Goal of the exercise -
Search the entries below. Return every line that has "application" in it.

★ ★ ★ ★ ★ ★ ★

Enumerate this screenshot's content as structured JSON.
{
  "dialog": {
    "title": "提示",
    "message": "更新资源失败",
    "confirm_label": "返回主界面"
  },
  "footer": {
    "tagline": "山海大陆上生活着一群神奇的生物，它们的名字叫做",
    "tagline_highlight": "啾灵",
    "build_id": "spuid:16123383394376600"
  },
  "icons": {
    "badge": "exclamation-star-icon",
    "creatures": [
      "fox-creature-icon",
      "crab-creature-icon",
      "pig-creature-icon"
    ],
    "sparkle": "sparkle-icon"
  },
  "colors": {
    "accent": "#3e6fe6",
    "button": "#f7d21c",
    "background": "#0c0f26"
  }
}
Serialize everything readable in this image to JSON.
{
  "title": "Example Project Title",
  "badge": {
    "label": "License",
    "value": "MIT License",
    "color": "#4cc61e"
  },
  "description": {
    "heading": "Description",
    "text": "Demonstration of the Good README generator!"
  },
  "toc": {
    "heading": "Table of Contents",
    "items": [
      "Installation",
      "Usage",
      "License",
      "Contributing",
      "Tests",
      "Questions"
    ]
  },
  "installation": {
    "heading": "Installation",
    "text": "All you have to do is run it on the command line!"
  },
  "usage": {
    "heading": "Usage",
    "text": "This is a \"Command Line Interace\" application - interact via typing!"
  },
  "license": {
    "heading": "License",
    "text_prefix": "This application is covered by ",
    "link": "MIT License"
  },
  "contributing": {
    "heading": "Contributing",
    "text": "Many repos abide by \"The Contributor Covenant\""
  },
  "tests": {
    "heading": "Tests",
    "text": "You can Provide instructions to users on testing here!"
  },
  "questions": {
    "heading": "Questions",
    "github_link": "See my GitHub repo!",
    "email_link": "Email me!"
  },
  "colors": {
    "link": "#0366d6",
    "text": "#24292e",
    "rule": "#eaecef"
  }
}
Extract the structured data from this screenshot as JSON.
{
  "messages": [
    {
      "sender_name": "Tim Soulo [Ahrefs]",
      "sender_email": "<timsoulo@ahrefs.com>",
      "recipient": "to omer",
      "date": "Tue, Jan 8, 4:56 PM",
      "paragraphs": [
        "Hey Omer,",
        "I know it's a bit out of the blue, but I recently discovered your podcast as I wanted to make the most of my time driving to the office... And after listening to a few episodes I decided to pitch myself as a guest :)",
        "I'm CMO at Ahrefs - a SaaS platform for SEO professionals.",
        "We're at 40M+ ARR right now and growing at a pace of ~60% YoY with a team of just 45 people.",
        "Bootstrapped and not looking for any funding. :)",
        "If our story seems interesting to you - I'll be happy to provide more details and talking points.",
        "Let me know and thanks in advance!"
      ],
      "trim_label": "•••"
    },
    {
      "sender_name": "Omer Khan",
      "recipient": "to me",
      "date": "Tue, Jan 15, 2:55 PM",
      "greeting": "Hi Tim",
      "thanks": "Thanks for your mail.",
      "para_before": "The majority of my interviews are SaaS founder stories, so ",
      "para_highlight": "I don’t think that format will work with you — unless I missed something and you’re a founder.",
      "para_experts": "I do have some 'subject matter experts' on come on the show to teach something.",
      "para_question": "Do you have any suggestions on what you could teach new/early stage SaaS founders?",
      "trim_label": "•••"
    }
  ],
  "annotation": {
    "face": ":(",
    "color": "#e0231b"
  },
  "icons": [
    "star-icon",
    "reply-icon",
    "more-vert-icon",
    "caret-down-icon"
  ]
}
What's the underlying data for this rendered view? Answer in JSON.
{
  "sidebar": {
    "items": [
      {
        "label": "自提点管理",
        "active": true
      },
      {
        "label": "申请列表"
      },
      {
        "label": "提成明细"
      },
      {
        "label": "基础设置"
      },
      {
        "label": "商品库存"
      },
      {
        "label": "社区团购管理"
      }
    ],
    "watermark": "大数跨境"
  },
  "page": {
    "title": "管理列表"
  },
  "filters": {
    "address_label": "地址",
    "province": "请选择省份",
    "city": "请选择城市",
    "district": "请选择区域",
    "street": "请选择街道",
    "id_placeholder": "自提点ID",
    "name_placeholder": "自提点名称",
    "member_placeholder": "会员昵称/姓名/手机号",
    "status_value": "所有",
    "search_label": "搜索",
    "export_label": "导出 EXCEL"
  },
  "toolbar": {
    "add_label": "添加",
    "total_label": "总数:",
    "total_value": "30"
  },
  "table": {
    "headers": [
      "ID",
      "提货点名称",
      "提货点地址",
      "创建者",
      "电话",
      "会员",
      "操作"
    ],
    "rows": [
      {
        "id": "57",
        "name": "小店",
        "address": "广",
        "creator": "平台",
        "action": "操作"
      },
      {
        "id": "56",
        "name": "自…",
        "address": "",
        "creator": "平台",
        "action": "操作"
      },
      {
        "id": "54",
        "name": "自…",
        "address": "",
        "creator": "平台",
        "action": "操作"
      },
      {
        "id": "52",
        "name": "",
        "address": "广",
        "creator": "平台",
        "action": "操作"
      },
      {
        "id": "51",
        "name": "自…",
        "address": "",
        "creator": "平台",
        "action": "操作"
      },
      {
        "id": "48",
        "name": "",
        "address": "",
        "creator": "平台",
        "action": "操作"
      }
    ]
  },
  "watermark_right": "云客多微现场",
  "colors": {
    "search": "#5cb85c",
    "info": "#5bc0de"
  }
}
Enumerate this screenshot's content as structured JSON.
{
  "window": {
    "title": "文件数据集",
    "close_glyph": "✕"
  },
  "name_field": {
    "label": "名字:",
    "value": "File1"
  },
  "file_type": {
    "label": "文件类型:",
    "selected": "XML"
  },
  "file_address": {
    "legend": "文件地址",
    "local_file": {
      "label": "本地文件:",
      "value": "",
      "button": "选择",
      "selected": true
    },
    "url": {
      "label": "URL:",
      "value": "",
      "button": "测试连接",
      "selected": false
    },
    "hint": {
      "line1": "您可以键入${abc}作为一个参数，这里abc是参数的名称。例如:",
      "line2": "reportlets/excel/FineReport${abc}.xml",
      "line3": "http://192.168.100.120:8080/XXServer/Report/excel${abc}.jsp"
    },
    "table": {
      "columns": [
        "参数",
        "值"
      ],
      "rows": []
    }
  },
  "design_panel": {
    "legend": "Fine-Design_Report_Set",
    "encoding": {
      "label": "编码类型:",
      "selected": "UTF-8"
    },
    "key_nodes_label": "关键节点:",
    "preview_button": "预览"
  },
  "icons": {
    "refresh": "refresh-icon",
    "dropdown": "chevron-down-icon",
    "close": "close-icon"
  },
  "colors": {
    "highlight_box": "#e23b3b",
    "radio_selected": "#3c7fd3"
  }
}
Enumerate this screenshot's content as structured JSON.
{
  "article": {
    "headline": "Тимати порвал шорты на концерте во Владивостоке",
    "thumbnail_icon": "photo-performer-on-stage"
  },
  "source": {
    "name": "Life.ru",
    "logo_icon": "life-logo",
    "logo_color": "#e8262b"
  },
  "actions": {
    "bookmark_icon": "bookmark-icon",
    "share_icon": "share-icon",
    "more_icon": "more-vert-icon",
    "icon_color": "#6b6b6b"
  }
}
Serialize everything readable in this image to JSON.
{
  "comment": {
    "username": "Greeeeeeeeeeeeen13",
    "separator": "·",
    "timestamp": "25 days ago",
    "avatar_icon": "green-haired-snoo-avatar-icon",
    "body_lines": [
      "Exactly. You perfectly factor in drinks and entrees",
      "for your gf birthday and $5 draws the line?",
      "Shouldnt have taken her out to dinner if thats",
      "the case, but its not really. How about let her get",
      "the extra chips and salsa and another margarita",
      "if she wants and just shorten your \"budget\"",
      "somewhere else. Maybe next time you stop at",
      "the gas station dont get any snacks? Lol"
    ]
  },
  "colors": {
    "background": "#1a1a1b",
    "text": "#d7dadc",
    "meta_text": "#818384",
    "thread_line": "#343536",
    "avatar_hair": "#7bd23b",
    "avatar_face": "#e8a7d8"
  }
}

★ ★ ★ ★ ★ ★ ★

Result of this exercise -
    "text": "This is a \"Command Line Interace\" application - interact via typing!"
    "text_prefix": "This application is covered by ",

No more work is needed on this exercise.